### What to work on
Say how many lines hold the string "summary", and nothing more.

### Exercise material
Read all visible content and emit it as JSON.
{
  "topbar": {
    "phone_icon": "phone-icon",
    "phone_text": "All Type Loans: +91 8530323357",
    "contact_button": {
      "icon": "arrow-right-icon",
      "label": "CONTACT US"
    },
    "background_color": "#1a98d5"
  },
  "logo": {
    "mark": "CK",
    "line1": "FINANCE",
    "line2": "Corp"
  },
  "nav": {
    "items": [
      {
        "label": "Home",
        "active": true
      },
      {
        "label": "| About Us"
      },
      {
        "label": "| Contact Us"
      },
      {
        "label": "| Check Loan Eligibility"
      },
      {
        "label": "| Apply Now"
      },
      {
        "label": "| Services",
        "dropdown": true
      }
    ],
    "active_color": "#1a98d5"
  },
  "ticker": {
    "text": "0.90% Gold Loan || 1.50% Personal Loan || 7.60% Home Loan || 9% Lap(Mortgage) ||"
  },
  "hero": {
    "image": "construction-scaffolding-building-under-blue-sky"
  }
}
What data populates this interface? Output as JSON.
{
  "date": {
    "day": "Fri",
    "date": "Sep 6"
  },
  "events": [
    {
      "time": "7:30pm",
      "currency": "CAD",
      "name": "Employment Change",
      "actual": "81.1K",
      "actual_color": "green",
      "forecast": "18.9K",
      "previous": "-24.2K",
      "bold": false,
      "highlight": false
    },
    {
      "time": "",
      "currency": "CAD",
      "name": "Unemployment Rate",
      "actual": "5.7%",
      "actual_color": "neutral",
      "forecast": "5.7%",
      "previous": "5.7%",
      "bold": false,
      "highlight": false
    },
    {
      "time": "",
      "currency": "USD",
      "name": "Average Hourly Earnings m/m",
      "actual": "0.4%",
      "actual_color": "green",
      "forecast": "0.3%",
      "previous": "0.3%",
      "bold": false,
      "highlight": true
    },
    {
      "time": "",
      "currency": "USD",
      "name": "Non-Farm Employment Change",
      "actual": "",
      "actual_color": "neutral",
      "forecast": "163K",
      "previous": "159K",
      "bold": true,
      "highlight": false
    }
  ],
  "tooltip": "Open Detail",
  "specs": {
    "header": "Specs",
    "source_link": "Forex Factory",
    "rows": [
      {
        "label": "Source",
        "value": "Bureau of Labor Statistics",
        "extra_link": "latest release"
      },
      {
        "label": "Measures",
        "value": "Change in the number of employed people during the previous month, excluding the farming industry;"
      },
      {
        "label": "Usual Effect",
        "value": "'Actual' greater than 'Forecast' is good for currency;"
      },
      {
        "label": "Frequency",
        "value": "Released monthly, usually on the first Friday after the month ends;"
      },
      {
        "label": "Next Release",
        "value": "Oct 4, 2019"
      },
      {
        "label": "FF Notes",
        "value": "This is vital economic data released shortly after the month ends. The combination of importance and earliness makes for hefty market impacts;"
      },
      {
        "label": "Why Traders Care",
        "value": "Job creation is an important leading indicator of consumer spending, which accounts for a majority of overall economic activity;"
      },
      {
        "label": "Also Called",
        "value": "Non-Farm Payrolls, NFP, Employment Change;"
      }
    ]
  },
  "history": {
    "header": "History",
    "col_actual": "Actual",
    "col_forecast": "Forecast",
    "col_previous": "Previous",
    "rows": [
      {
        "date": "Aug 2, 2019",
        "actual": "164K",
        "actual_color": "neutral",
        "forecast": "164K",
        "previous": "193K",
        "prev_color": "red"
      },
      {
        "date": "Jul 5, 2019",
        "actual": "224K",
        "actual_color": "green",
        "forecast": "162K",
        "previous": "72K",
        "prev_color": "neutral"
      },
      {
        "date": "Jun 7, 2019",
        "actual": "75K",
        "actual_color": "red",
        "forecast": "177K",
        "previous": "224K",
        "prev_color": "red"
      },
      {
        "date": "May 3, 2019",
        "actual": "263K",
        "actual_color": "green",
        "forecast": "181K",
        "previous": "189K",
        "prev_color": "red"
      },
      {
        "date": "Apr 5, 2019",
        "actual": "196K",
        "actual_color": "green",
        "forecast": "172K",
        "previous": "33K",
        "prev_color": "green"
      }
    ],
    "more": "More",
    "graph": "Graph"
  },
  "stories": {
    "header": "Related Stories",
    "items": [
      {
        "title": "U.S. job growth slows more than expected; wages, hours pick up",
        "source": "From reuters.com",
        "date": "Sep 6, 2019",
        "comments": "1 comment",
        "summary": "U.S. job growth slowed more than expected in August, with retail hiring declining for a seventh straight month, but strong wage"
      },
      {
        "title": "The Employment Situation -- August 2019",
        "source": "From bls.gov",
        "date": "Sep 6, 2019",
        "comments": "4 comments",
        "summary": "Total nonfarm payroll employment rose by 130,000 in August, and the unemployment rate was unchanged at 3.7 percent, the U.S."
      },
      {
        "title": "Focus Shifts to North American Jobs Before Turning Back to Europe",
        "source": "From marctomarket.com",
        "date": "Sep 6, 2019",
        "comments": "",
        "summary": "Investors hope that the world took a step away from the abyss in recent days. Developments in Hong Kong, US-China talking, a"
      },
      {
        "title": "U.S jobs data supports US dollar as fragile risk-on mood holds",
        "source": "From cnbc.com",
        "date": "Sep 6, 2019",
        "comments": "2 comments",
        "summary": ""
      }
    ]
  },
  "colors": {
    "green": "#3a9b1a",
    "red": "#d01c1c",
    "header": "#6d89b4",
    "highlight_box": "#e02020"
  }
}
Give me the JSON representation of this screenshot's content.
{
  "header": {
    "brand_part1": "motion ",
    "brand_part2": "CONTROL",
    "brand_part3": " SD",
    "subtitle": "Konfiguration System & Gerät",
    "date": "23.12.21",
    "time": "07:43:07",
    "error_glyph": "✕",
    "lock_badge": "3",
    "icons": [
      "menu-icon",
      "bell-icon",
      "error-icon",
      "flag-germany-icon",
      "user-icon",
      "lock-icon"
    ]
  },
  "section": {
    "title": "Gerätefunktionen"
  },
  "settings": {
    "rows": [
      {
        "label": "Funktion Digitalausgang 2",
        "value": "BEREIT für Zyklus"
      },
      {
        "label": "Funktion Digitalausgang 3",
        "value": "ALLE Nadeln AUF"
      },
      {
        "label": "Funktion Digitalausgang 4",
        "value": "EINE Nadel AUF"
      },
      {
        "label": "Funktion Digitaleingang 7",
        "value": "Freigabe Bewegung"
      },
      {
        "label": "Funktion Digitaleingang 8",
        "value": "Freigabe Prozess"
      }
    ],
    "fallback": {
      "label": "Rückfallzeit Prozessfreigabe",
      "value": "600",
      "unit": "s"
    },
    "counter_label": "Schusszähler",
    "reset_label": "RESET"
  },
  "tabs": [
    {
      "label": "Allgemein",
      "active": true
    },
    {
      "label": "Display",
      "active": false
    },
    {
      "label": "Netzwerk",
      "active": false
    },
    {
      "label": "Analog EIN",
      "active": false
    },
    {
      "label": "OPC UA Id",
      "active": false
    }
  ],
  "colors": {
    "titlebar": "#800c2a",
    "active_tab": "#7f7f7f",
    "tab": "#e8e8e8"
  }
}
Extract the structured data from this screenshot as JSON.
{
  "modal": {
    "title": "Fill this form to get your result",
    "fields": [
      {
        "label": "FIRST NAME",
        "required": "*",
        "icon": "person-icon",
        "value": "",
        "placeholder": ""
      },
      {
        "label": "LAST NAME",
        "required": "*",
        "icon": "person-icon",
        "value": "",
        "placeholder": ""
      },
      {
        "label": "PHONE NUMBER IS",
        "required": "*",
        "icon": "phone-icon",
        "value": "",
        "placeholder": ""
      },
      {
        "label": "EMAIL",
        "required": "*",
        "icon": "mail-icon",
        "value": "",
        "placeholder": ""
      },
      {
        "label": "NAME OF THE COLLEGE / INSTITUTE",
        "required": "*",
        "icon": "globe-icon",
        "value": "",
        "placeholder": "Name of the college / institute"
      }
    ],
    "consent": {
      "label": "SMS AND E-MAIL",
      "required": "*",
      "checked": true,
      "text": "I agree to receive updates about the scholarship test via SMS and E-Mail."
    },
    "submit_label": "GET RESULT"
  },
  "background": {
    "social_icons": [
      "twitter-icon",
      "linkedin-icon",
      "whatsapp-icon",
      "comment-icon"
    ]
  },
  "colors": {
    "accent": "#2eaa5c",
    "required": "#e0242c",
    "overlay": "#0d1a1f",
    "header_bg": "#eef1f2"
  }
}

### Final answer
4